- _Given entries_
::::::::::
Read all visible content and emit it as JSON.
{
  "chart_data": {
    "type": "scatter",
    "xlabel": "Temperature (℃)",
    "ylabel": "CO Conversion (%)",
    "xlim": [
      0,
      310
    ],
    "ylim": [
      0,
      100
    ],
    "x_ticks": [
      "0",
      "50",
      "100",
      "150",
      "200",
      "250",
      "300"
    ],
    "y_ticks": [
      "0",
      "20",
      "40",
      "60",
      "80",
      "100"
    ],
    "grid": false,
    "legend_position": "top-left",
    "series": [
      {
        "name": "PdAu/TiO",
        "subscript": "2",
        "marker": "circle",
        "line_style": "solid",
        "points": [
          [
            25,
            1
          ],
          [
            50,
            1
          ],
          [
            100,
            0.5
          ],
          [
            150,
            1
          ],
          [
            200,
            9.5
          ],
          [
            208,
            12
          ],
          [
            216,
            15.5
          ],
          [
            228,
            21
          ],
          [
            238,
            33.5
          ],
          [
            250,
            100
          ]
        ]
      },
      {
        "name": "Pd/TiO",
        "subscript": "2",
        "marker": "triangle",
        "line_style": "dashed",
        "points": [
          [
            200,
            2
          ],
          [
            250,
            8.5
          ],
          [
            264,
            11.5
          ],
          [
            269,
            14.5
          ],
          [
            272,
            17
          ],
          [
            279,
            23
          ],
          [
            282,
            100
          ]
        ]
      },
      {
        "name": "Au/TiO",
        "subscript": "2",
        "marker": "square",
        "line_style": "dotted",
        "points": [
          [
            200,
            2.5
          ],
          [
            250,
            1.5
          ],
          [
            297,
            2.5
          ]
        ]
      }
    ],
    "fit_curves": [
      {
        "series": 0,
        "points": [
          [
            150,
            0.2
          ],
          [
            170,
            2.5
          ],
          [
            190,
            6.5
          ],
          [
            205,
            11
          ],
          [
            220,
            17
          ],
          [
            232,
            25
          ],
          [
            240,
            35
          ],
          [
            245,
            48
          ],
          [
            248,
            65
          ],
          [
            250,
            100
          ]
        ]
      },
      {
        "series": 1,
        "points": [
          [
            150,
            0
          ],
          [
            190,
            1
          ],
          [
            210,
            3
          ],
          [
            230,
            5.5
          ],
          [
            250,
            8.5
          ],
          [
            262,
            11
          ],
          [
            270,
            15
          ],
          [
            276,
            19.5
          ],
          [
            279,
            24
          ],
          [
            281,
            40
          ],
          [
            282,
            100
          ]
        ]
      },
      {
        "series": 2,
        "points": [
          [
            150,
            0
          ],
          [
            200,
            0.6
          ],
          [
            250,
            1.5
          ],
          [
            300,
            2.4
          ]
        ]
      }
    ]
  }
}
::::::::::
Using the entries above, tally how many lines have the word "marker" in them; write the number and nothing more.

3